■ STATED TASK: From the line with "Give me the" down to the final line of the material below, quote every line exactly and leave out all lines before it.

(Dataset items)
>>>>

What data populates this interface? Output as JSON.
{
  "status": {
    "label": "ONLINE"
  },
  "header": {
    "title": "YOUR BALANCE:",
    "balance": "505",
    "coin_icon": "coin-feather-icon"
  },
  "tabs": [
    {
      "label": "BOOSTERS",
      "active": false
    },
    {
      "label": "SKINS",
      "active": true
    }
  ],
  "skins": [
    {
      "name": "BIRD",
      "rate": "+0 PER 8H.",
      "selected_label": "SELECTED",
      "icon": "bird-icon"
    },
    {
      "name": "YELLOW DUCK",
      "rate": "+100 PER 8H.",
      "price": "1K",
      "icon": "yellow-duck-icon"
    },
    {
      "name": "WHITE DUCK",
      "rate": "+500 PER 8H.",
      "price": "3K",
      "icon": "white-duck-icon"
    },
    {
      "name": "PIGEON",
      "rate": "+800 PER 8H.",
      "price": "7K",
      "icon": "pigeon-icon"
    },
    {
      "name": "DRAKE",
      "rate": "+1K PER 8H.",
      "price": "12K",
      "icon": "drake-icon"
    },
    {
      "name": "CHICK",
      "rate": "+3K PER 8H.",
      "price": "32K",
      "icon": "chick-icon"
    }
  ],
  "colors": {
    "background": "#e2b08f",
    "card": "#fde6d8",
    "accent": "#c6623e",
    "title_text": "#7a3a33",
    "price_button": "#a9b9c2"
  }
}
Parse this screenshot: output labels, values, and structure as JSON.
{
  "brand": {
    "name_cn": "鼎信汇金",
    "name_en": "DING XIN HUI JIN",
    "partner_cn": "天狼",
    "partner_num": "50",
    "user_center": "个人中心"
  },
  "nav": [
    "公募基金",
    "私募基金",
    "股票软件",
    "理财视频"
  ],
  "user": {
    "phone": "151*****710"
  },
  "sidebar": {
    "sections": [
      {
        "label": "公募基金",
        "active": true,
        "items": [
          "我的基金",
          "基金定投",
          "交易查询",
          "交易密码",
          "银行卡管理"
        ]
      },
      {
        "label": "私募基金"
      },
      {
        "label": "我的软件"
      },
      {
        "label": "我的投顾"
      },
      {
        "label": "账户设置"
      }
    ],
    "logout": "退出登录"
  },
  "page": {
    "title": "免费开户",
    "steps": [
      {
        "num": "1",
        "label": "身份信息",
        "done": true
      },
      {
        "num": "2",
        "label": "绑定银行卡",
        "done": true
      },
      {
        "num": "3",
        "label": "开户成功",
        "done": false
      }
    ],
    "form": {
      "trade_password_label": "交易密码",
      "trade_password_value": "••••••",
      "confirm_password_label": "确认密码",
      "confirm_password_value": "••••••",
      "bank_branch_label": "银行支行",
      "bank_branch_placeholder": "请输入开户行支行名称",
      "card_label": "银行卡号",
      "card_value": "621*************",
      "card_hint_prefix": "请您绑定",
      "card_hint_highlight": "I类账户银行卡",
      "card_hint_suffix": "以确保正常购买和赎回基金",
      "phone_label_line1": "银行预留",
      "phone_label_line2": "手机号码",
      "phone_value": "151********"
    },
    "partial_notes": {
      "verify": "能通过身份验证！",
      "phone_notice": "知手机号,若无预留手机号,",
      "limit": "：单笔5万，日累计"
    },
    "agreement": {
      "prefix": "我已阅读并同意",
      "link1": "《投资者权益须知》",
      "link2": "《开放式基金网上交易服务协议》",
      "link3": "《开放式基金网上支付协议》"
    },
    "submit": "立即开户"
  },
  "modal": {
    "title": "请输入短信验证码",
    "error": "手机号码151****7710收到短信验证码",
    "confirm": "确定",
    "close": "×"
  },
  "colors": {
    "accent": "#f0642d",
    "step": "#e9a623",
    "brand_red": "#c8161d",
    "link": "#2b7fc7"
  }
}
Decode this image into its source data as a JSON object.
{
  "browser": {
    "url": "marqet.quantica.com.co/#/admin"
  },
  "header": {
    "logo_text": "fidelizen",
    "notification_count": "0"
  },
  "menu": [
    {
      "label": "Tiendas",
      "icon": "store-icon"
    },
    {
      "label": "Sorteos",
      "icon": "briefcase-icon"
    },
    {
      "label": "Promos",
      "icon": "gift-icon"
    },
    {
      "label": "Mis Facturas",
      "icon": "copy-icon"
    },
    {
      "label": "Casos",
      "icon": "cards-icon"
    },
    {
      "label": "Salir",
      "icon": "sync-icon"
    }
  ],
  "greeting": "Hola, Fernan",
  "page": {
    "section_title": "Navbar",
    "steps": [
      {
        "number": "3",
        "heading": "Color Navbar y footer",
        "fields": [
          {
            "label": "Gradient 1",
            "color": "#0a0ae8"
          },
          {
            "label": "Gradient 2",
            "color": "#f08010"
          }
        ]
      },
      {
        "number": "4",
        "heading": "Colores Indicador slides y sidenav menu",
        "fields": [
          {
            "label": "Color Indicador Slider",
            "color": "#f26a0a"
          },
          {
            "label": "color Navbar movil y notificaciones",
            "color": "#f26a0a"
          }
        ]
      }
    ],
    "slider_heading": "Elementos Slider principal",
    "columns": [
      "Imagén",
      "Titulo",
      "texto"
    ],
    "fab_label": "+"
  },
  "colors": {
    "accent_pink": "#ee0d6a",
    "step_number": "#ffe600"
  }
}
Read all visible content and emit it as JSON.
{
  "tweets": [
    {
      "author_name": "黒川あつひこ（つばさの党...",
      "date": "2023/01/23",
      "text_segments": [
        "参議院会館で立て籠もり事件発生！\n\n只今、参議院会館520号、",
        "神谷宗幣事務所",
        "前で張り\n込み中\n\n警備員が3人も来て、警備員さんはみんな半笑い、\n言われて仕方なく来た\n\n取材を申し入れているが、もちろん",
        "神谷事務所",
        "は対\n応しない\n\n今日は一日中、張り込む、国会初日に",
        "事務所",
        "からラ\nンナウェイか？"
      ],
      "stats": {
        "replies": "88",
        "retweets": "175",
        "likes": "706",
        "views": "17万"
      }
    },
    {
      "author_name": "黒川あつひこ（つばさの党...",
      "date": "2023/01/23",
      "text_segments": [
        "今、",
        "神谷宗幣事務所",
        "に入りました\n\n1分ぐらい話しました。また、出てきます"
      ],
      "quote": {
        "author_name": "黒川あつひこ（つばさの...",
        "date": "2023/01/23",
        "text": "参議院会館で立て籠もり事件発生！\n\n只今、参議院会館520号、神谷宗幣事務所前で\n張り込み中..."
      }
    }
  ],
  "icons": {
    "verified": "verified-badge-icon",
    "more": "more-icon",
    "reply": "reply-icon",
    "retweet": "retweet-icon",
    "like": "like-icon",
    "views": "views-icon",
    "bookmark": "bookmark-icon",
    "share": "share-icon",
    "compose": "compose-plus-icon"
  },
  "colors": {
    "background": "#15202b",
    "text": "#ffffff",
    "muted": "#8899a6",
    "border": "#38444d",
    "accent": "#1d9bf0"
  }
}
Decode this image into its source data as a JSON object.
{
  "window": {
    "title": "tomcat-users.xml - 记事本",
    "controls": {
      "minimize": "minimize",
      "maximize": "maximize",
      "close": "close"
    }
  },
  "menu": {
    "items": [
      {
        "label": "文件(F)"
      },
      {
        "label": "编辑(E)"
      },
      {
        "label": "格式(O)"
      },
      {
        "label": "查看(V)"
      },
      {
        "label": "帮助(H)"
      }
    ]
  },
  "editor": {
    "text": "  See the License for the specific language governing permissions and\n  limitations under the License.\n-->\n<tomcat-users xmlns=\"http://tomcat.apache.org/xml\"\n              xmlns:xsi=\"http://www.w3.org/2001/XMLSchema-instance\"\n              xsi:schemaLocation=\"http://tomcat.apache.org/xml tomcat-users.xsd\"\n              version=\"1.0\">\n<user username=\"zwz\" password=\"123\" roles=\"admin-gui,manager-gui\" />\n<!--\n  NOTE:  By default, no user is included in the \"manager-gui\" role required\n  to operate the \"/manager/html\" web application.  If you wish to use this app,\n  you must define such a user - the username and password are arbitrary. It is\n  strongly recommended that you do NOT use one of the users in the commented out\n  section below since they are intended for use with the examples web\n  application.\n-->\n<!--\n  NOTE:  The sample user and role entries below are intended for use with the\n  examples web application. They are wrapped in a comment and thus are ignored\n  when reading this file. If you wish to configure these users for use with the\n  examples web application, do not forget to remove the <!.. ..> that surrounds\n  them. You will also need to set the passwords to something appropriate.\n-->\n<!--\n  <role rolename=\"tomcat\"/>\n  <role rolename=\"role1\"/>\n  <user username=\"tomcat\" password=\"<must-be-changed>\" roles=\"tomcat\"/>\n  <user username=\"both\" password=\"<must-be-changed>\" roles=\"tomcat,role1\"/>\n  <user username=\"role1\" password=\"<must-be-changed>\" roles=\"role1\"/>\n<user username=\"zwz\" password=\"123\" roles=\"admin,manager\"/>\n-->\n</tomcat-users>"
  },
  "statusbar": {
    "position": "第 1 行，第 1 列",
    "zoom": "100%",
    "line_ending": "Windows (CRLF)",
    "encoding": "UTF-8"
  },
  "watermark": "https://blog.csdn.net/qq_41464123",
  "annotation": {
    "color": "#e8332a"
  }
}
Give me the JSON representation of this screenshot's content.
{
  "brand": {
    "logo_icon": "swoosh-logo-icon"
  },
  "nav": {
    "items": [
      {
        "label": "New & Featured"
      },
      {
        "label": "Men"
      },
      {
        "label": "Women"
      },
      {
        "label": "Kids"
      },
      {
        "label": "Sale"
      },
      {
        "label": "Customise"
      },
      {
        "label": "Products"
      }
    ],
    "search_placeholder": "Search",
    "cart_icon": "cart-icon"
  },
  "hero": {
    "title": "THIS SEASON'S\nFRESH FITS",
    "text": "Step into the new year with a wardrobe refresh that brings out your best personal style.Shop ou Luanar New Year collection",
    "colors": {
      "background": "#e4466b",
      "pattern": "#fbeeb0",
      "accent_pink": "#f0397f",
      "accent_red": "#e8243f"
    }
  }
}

<<<<

■ OUTPUT OF THE EXERCISE:
Give me the JSON representation of this screenshot's content.
{
  "brand": {
    "logo_icon": "swoosh-logo-icon"
  },
  "nav": {
    "items": [
      {
        "label": "New & Featured"
      },
      {
        "label": "Men"
      },
      {
        "label": "Women"
      },
      {
        "label": "Kids"
      },
      {
        "label": "Sale"
      },
      {
        "label": "Customise"
      },
      {
        "label": "Products"
      }
    ],
    "search_placeholder": "Search",
    "cart_icon": "cart-icon"
  },
  "hero": {
    "title": "THIS SEASON'S\nFRESH FITS",
    "text": "Step into the new year with a wardrobe refresh that brings out your best personal style.Shop ou Luanar New Year collection",
    "colors": {
      "background": "#e4466b",
      "pattern": "#fbeeb0",
      "accent_pink": "#f0397f",
      "accent_red": "#e8243f"
    }
  }
}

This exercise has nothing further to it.